Collected data:

──────

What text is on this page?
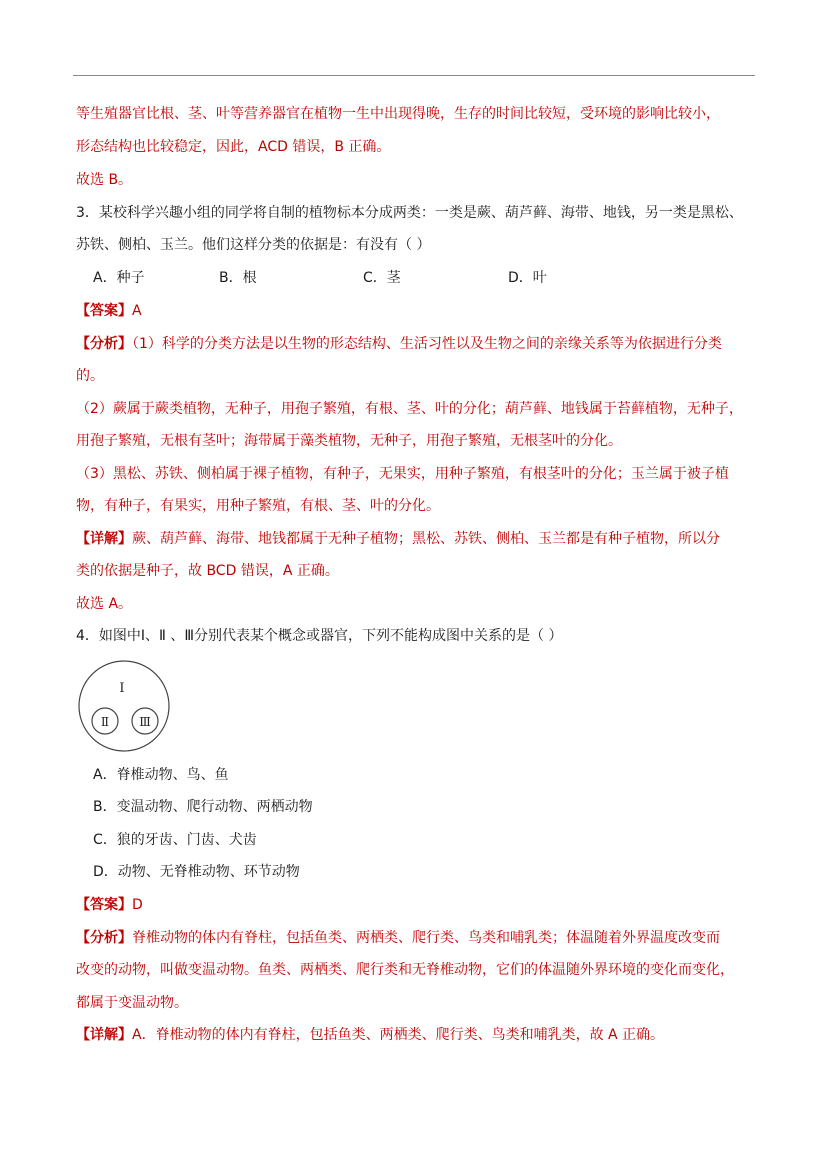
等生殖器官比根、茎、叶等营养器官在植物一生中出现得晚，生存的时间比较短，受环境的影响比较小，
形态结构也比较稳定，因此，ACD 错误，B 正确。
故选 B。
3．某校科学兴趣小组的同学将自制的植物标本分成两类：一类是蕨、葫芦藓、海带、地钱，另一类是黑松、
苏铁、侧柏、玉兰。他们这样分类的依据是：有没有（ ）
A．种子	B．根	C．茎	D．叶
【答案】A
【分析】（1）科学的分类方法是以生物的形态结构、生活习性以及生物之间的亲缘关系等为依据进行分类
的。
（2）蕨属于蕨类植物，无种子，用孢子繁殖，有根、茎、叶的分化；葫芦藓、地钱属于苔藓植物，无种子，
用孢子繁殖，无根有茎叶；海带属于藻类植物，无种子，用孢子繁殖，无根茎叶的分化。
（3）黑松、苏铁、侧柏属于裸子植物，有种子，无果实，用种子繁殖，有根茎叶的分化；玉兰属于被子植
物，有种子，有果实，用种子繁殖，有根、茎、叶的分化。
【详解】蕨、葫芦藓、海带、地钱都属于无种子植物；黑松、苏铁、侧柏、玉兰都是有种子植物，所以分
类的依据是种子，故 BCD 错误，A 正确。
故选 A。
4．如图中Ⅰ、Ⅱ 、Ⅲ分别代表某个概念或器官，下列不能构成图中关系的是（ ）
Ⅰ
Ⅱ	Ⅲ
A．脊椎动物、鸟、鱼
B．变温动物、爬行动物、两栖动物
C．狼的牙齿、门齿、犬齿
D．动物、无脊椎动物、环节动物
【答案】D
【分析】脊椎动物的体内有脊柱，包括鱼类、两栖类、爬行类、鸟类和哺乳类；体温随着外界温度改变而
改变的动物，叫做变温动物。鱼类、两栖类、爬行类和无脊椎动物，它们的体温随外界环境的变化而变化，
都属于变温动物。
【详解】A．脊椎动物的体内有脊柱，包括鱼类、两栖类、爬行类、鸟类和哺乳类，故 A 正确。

──────

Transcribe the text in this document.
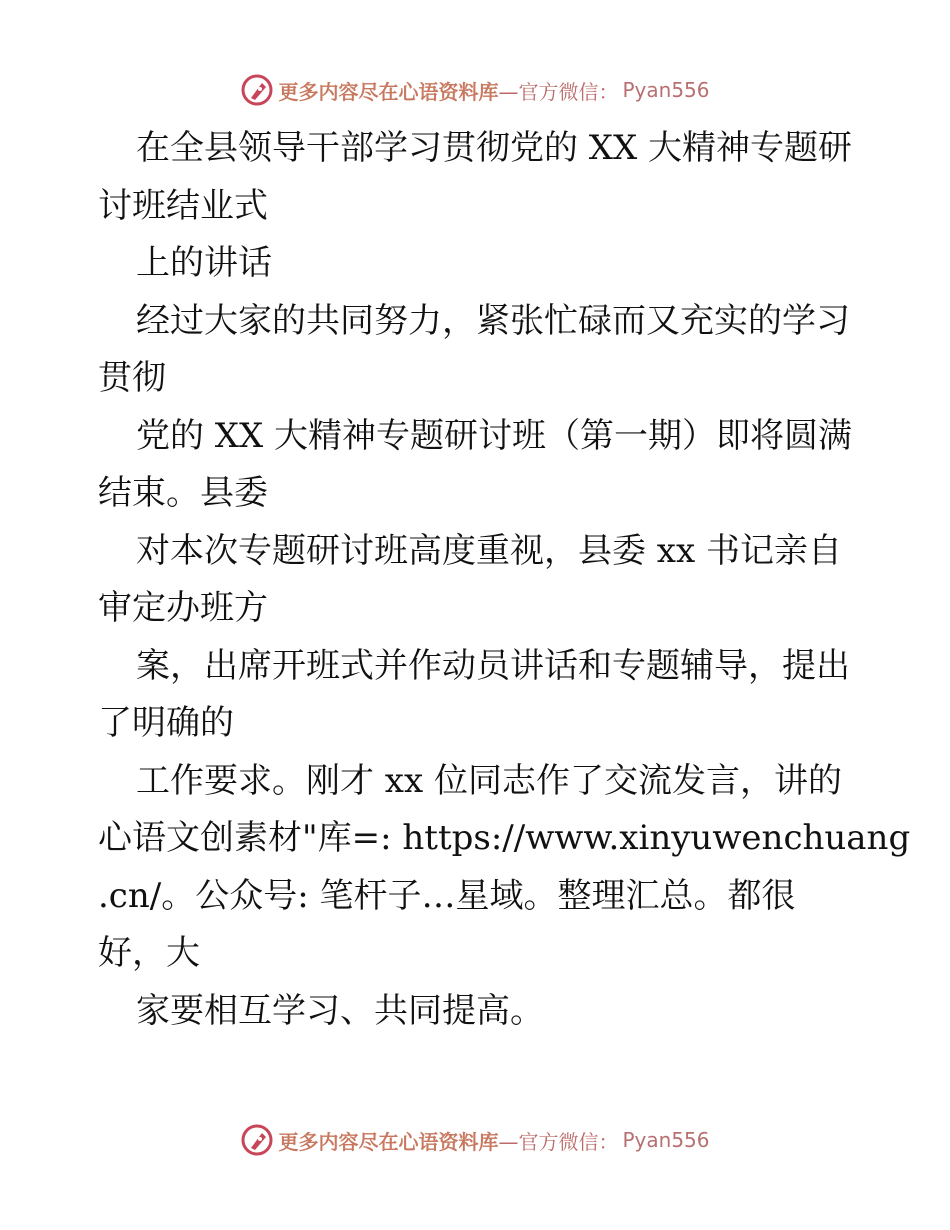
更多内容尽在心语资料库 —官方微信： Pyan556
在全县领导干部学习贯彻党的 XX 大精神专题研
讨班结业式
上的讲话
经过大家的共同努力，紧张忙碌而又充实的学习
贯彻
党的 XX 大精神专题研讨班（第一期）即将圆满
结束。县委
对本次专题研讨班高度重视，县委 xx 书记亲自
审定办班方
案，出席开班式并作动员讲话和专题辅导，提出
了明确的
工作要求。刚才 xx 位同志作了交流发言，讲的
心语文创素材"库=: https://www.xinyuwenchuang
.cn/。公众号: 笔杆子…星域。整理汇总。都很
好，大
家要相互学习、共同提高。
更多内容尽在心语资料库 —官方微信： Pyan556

──────

Stated problem
Identify every line holding the word "用孢子繁殖" and copy it out.

The response
（2）蕨属于蕨类植物，无种子，用孢子繁殖，有根、茎、叶的分化；葫芦藓、地钱属于苔藓植物，无种子，
用孢子繁殖，无根有茎叶；海带属于藻类植物，无种子，用孢子繁殖，无根茎叶的分化。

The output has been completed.